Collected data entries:
/---

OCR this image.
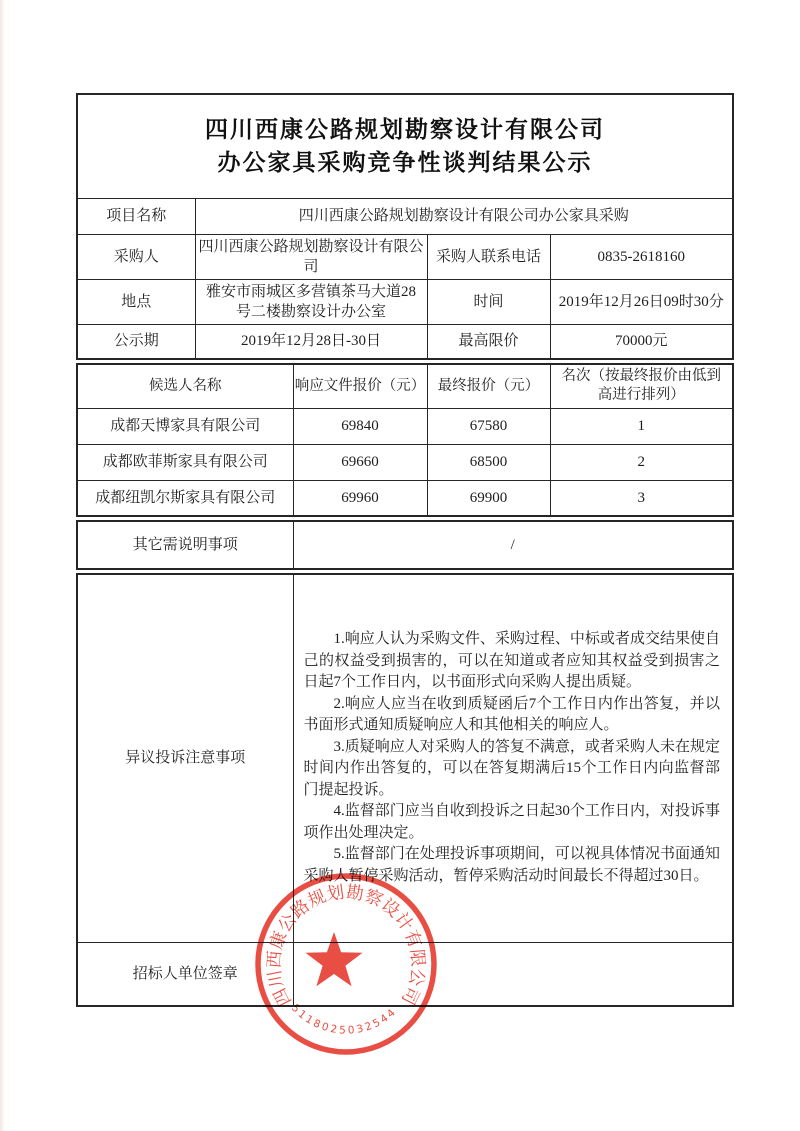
四川西康公路规划勘察设计有限公司
办公家具采购竞争性谈判结果公示			

项目名称	四川西康公路规划勘察设计有限公司办公家具采购		
采购人	四川西康公路规划勘察设计有限公司	采购人联系电话	0835-2618160
地点	雅安市雨城区多营镇茶马大道28号二楼勘察设计办公室	时间	2019年12月26日09时30分
公示期	2019年12月28日-30日	最高限价	70000元
候选人名称	响应文件报价（元）	最终报价（元）	名次（按最终报价由低到高进行排列）
成都天博家具有限公司	69840	67580	1
成都欧菲斯家具有限公司	69660	68500	2
成都纽凯尔斯家具有限公司	69960	69900	3
其它需说明事项	/
异议投诉注意事项	1.响应人认为采购文件、采购过程、中标或者成交结果使自己的权益受到损害的，可以在知道或者应知其权益受到损害之日起7个工作日内，以书面形式向采购人提出质疑。

2.响应人应当在收到质疑函后7个工作日内作出答复，并以书面形式通知质疑响应人和其他相关的响应人。

3.质疑响应人对采购人的答复不满意，或者采购人未在规定时间内作出答复的，可以在答复期满后15个工作日内向监督部门提起投诉。

4.监督部门应当自收到投诉之日起30个工作日内，对投诉事项作出处理决定。

5.监督部门在处理投诉事项期间，可以视具体情况书面通知采购人暂停采购活动，暂停采购活动时间最长不得超过30日。

招标人单位签章	
四川西康公路规划勘察设计有限公司
5118025032544
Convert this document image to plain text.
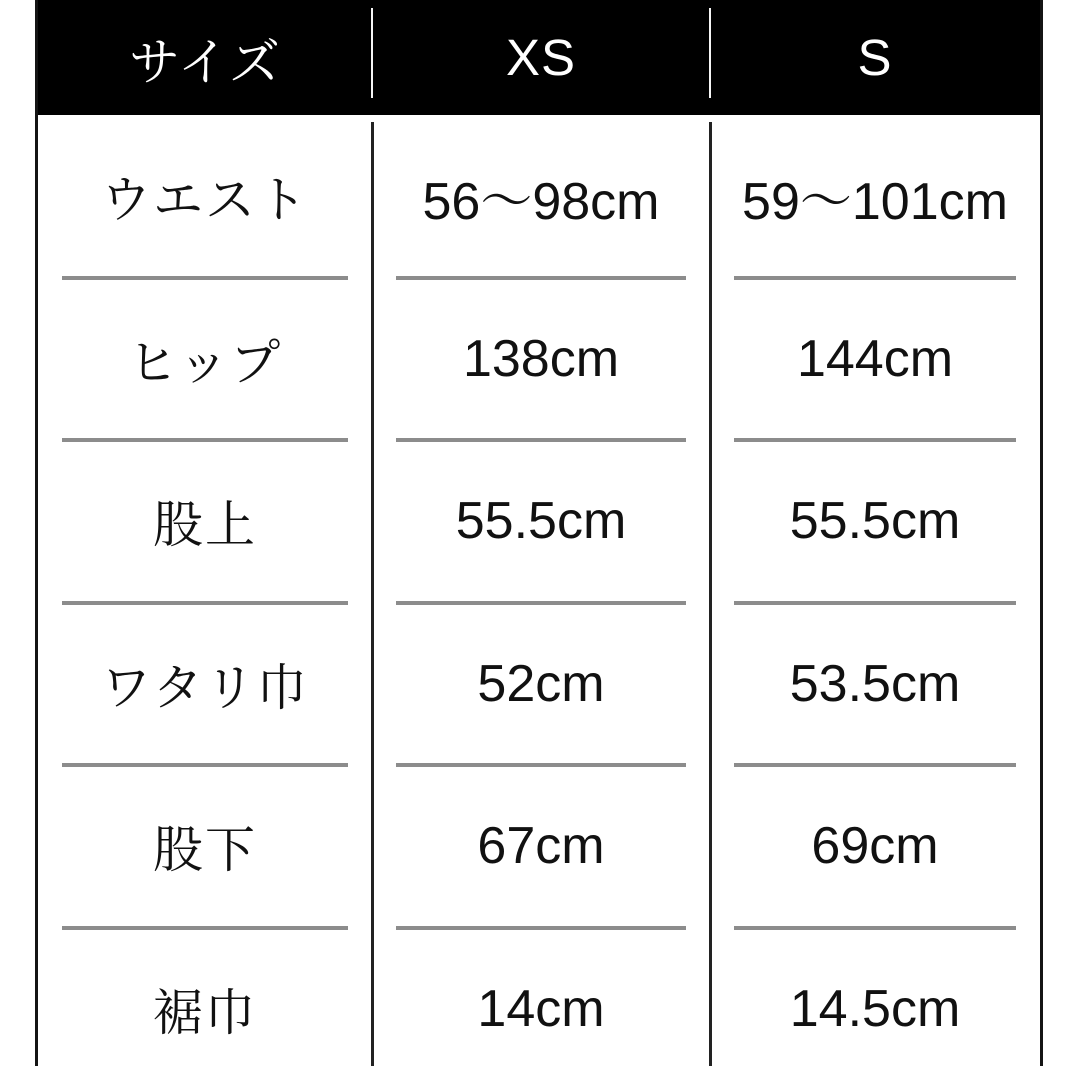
サイズ	XS	S
ウエスト	56〜98cm	59〜101cm
ヒップ	138cm	144cm
股上	55.5cm	55.5cm
ワタリ巾	52cm	53.5cm
股下	67cm	69cm
裾巾	14cm	14.5cm
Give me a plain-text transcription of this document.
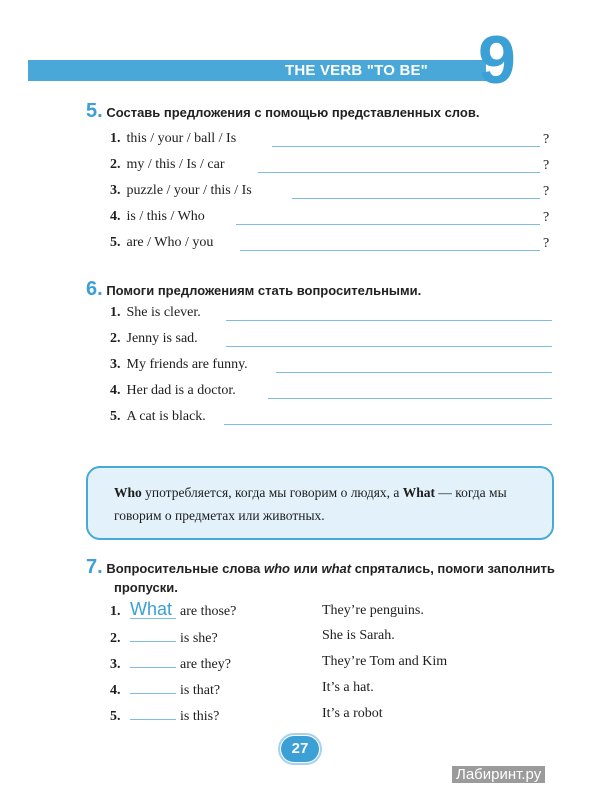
THE VERB "TO BE" 9
5. Составь предложения с помощью представленных слов.
1. this / your / ball / Is	?
2. my / this / Is / car	?
3. puzzle / your / this / Is	?
4. is / this / Who	?
5. are / Who / you	?
6. Помоги предложениям стать вопросительными.
1. She is clever.
2. Jenny is sad.
3. My friends are funny.
4. Her dad is a doctor.
5. A cat is black.
Who употребляется, когда мы говорим о людях, а What — когда мы говорим о предметах или животных.
7. Вопросительные слова who или what спрятались, помоги заполнить
пропуски.
1. What are those?	They’re penguins.
2.	is she?	She is Sarah.
3.	are they?	They’re Tom and Kim
4.	is that?	It’s a hat.
5.	is this?	It’s a robot
27
Лабиринт.ру
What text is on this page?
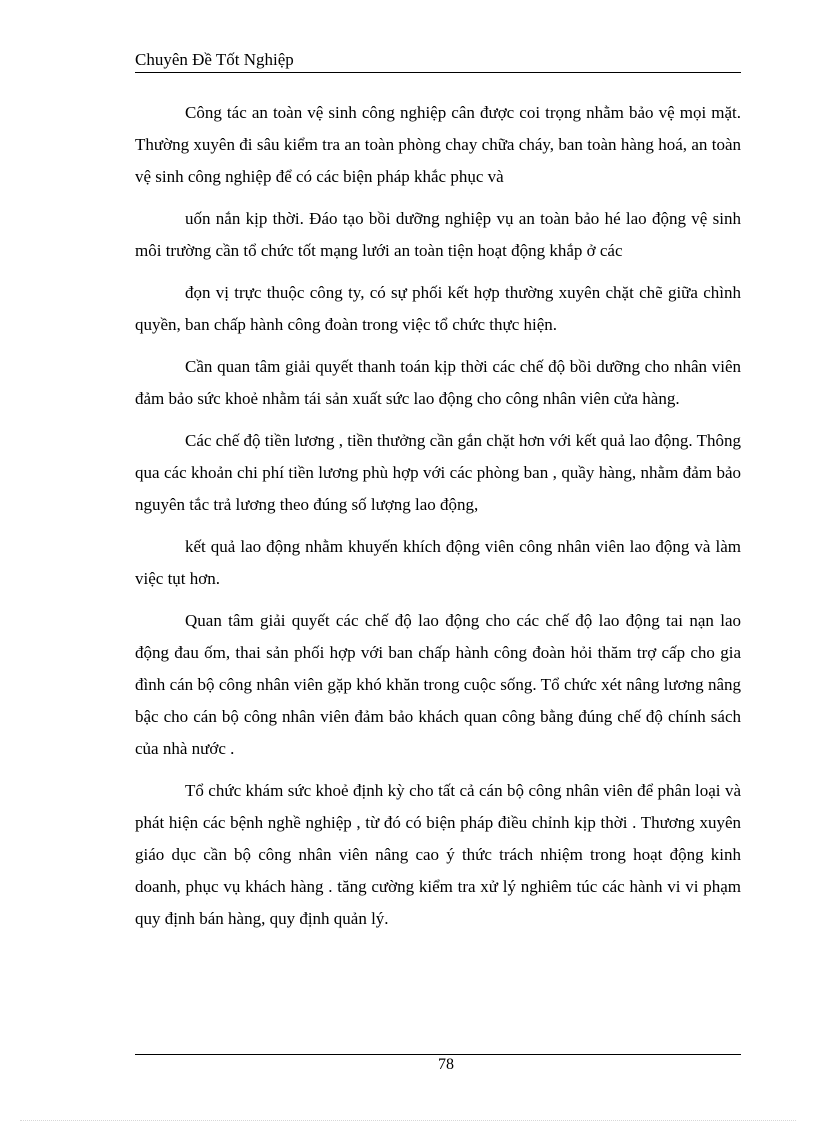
Chuyên Đề Tốt Nghiệp

Công tác an toàn vệ sinh công nghiệp cân được coi trọng nhằm bảo vệ mọi mặt. Thường xuyên đi sâu kiểm tra an toàn phòng chay chữa cháy, ban toàn hàng hoá, an toàn vệ sinh công nghiệp để có các biện pháp khắc phục và

uốn nắn kịp thời. Đáo tạo bồi dưỡng nghiệp vụ an toàn bảo hé lao động vệ sinh môi trường cần tổ chức tốt mạng lưới an toàn tiện hoạt động khắp ở các

đọn vị trực thuộc công ty, có sự phối kết hợp thường xuyên chặt chẽ giữa chình quyền, ban chấp hành công đoàn trong việc tổ chức thực hiện.

Cần quan tâm giải quyết thanh toán kịp thời các chế độ bồi dưỡng cho nhân viên đảm bảo sức khoẻ nhằm tái sản xuất sức lao động cho công nhân viên cửa hàng.

Các chế độ tiền lương , tiền thưởng cần gắn chặt hơn với kết quả lao động. Thông qua các khoản chi phí tiền lương phù hợp với các phòng ban , quầy hàng, nhằm đảm bảo nguyên tắc trả lương theo đúng số lượng lao động,

kết quả lao động nhằm khuyến khích động viên công nhân viên lao động và làm việc tụt hơn.

Quan tâm giải quyết các chế độ lao động cho các chế độ lao động tai nạn lao động đau ốm, thai sản phối hợp với ban chấp hành công đoàn hỏi thăm trợ cấp cho gia đình cán bộ công nhân viên gặp khó khăn trong cuộc sống. Tổ chức xét nâng lương nâng bậc cho cán bộ công nhân viên đảm bảo khách quan công bằng đúng chế độ chính sách của nhà nước .

Tổ chức khám sức khoẻ định kỳ cho tất cả cán bộ công nhân viên để phân loại và phát hiện các bệnh nghề nghiệp , từ đó có biện pháp điều chỉnh kịp thời . Thương xuyên giáo dục cần bộ công nhân viên nâng cao ý thức trách nhiệm trong hoạt động kinh doanh, phục vụ khách hàng . tăng cường kiểm tra xử lý nghiêm túc các hành vi vi phạm quy định bán hàng, quy định quản lý.

78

\---

Your instructions: Look through the entries above and report each line where the string "phục" occurs.

Response for this exercise:
Công tác an toàn vệ sinh công nghiệp cân được coi trọng nhằm bảo vệ mọi mặt. Thường xuyên đi sâu kiểm tra an toàn phòng chay chữa cháy, ban toàn hàng hoá, an toàn vệ sinh công nghiệp để có các biện pháp khắc phục và
Tổ chức khám sức khoẻ định kỳ cho tất cả cán bộ công nhân viên để phân loại và phát hiện các bệnh nghề nghiệp , từ đó có biện pháp điều chỉnh kịp thời . Thương xuyên giáo dục cần bộ công nhân viên nâng cao ý thức trách nhiệm trong hoạt động kinh doanh, phục vụ khách hàng . tăng cường kiểm tra xử lý nghiêm túc các hành vi vi phạm quy định bán hàng, quy định quản lý.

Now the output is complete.